>> Begin Data records

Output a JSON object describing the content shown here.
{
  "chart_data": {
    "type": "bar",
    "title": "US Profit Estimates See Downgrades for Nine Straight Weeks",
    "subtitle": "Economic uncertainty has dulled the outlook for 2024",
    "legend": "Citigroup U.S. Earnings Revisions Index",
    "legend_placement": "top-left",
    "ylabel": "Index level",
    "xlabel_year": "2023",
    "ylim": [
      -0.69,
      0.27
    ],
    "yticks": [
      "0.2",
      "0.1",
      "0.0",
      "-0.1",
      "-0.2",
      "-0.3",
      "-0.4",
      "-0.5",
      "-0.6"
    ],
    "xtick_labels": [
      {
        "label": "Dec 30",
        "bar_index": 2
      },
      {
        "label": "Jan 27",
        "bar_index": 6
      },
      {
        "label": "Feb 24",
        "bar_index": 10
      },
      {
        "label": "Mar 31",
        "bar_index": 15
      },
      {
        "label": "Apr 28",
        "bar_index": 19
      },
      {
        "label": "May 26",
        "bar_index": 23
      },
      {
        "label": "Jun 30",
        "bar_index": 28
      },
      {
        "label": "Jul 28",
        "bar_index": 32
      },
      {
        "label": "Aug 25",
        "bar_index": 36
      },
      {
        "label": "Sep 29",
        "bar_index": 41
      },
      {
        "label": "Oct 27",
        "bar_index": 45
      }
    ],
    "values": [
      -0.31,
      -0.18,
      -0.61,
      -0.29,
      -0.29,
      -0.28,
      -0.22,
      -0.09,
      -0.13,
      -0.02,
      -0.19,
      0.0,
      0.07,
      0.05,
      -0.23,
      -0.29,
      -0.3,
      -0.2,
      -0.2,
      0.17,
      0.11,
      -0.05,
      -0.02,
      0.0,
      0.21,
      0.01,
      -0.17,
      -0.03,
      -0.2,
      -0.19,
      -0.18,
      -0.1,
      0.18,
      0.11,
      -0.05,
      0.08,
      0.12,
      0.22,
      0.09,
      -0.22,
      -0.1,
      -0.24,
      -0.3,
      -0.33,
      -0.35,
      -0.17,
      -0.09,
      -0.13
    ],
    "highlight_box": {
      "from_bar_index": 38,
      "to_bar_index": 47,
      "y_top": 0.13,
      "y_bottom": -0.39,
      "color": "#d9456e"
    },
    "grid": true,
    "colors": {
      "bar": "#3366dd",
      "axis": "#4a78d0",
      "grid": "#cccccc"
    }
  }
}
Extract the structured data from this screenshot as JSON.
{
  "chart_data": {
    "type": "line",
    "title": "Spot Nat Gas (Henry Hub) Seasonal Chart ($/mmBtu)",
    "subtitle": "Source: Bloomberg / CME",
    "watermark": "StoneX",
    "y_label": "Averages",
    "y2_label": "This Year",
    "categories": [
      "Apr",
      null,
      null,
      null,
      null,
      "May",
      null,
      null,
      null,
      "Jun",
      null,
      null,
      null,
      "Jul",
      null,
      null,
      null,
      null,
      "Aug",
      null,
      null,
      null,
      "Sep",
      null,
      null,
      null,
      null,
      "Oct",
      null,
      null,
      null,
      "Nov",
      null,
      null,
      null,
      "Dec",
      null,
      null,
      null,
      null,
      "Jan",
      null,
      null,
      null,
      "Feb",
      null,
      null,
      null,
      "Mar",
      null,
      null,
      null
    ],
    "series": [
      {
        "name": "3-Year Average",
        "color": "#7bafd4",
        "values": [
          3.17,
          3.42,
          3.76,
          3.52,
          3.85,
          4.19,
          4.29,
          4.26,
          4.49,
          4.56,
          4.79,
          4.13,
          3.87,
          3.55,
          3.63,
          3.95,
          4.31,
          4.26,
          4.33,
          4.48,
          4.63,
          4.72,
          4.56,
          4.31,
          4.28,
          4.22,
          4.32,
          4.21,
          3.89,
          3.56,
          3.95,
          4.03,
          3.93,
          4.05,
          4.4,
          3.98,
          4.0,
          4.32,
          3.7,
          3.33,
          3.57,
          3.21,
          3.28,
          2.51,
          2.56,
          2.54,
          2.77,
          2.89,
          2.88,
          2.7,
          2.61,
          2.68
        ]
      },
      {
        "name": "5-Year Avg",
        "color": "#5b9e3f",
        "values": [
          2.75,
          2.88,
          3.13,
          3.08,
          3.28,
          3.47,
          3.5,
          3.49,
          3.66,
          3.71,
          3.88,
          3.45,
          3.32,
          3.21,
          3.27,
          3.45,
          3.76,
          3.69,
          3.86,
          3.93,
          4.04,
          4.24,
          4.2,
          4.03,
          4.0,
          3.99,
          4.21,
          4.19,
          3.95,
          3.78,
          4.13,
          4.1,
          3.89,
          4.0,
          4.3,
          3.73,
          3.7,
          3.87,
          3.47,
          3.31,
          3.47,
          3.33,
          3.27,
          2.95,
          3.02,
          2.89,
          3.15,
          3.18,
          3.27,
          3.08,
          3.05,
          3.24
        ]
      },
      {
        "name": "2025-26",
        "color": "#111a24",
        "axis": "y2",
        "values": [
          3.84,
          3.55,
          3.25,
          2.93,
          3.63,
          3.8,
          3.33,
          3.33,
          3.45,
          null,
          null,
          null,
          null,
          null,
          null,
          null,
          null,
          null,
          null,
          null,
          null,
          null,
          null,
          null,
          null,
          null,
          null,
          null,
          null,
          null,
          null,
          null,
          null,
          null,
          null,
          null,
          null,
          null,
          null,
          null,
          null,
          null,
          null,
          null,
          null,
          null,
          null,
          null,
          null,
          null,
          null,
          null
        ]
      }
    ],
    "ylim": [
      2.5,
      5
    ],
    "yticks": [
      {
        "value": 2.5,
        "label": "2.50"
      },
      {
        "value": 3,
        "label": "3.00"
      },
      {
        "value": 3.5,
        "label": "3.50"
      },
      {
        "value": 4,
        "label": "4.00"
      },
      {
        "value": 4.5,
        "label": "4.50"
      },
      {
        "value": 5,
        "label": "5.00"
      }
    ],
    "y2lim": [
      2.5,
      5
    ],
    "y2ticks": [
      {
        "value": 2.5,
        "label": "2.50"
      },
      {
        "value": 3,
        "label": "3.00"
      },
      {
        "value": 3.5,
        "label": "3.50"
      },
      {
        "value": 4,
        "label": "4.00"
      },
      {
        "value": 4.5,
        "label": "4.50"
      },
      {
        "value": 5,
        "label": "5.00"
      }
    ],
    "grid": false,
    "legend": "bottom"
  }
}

>> End Data records

**Stated exercise:** Reproduce the complete set of lines precisely as supplied.

**Response for this exercise:**
Output a JSON object describing the content shown here.
{
  "chart_data": {
    "type": "bar",
    "title": "US Profit Estimates See Downgrades for Nine Straight Weeks",
    "subtitle": "Economic uncertainty has dulled the outlook for 2024",
    "legend": "Citigroup U.S. Earnings Revisions Index",
    "legend_placement": "top-left",
    "ylabel": "Index level",
    "xlabel_year": "2023",
    "ylim": [
      -0.69,
      0.27
    ],
    "yticks": [
      "0.2",
      "0.1",
      "0.0",
      "-0.1",
      "-0.2",
      "-0.3",
      "-0.4",
      "-0.5",
      "-0.6"
    ],
    "xtick_labels": [
      {
        "label": "Dec 30",
        "bar_index": 2
      },
      {
        "label": "Jan 27",
        "bar_index": 6
      },
      {
        "label": "Feb 24",
        "bar_index": 10
      },
      {
        "label": "Mar 31",
        "bar_index": 15
      },
      {
        "label": "Apr 28",
        "bar_index": 19
      },
      {
        "label": "May 26",
        "bar_index": 23
      },
      {
        "label": "Jun 30",
        "bar_index": 28
      },
      {
        "label": "Jul 28",
        "bar_index": 32
      },
      {
        "label": "Aug 25",
        "bar_index": 36
      },
      {
        "label": "Sep 29",
        "bar_index": 41
      },
      {
        "label": "Oct 27",
        "bar_index": 45
      }
    ],
    "values": [
      -0.31,
      -0.18,
      -0.61,
      -0.29,
      -0.29,
      -0.28,
      -0.22,
      -0.09,
      -0.13,
      -0.02,
      -0.19,
      0.0,
      0.07,
      0.05,
      -0.23,
      -0.29,
      -0.3,
      -0.2,
      -0.2,
      0.17,
      0.11,
      -0.05,
      -0.02,
      0.0,
      0.21,
      0.01,
      -0.17,
      -0.03,
      -0.2,
      -0.19,
      -0.18,
      -0.1,
      0.18,
      0.11,
      -0.05,
      0.08,
      0.12,
      0.22,
      0.09,
      -0.22,
      -0.1,
      -0.24,
      -0.3,
      -0.33,
      -0.35,
      -0.17,
      -0.09,
      -0.13
    ],
    "highlight_box": {
      "from_bar_index": 38,
      "to_bar_index": 47,
      "y_top": 0.13,
      "y_bottom": -0.39,
      "color": "#d9456e"
    },
    "grid": true,
    "colors": {
      "bar": "#3366dd",
      "axis": "#4a78d0",
      "grid": "#cccccc"
    }
  }
}
Extract the structured data from this screenshot as JSON.
{
  "chart_data": {
    "type": "line",
    "title": "Spot Nat Gas (Henry Hub) Seasonal Chart ($/mmBtu)",
    "subtitle": "Source: Bloomberg / CME",
    "watermark": "StoneX",
    "y_label": "Averages",
    "y2_label": "This Year",
    "categories": [
      "Apr",
      null,
      null,
      null,
      null,
      "May",
      null,
      null,
      null,
      "Jun",
      null,
      null,
      null,
      "Jul",
      null,
      null,
      null,
      null,
      "Aug",
      null,
      null,
      null,
      "Sep",
      null,
      null,
      null,
      null,
      "Oct",
      null,
      null,
      null,
      "Nov",
      null,
      null,
      null,
      "Dec",
      null,
      null,
      null,
      null,
      "Jan",
      null,
      null,
      null,
      "Feb",
      null,
      null,
      null,
      "Mar",
      null,
      null,
      null
    ],
    "series": [
      {
        "name": "3-Year Average",
        "color": "#7bafd4",
        "values": [
          3.17,
          3.42,
          3.76,
          3.52,
          3.85,
          4.19,
          4.29,
          4.26,
          4.49,
          4.56,
          4.79,
          4.13,
          3.87,
          3.55,
          3.63,
          3.95,
          4.31,
          4.26,
          4.33,
          4.48,
          4.63,
          4.72,
          4.56,
          4.31,
          4.28,
          4.22,
          4.32,
          4.21,
          3.89,
          3.56,
          3.95,
          4.03,
          3.93,
          4.05,
          4.4,
          3.98,
          4.0,
          4.32,
          3.7,
          3.33,
          3.57,
          3.21,
          3.28,
          2.51,
          2.56,
          2.54,
          2.77,
          2.89,
          2.88,
          2.7,
          2.61,
          2.68
        ]
      },
      {
        "name": "5-Year Avg",
        "color": "#5b9e3f",
        "values": [
          2.75,
          2.88,
          3.13,
          3.08,
          3.28,
          3.47,
          3.5,
          3.49,
          3.66,
          3.71,
          3.88,
          3.45,
          3.32,
          3.21,
          3.27,
          3.45,
          3.76,
          3.69,
          3.86,
          3.93,
          4.04,
          4.24,
          4.2,
          4.03,
          4.0,
          3.99,
          4.21,
          4.19,
          3.95,
          3.78,
          4.13,
          4.1,
          3.89,
          4.0,
          4.3,
          3.73,
          3.7,
          3.87,
          3.47,
          3.31,
          3.47,
          3.33,
          3.27,
          2.95,
          3.02,
          2.89,
          3.15,
          3.18,
          3.27,
          3.08,
          3.05,
          3.24
        ]
      },
      {
        "name": "2025-26",
        "color": "#111a24",
        "axis": "y2",
        "values": [
          3.84,
          3.55,
          3.25,
          2.93,
          3.63,
          3.8,
          3.33,
          3.33,
          3.45,
          null,
          null,
          null,
          null,
          null,
          null,
          null,
          null,
          null,
          null,
          null,
          null,
          null,
          null,
          null,
          null,
          null,
          null,
          null,
          null,
          null,
          null,
          null,
          null,
          null,
          null,
          null,
          null,
          null,
          null,
          null,
          null,
          null,
          null,
          null,
          null,
          null,
          null,
          null,
          null,
          null,
          null,
          null
        ]
      }
    ],
    "ylim": [
      2.5,
      5
    ],
    "yticks": [
      {
        "value": 2.5,
        "label": "2.50"
      },
      {
        "value": 3,
        "label": "3.00"
      },
      {
        "value": 3.5,
        "label": "3.50"
      },
      {
        "value": 4,
        "label": "4.00"
      },
      {
        "value": 4.5,
        "label": "4.50"
      },
      {
        "value": 5,
        "label": "5.00"
      }
    ],
    "y2lim": [
      2.5,
      5
    ],
    "y2ticks": [
      {
        "value": 2.5,
        "label": "2.50"
      },
      {
        "value": 3,
        "label": "3.00"
      },
      {
        "value": 3.5,
        "label": "3.50"
      },
      {
        "value": 4,
        "label": "4.00"
      },
      {
        "value": 4.5,
        "label": "4.50"
      },
      {
        "value": 5,
        "label": "5.00"
      }
    ],
    "grid": false,
    "legend": "bottom"
  }
}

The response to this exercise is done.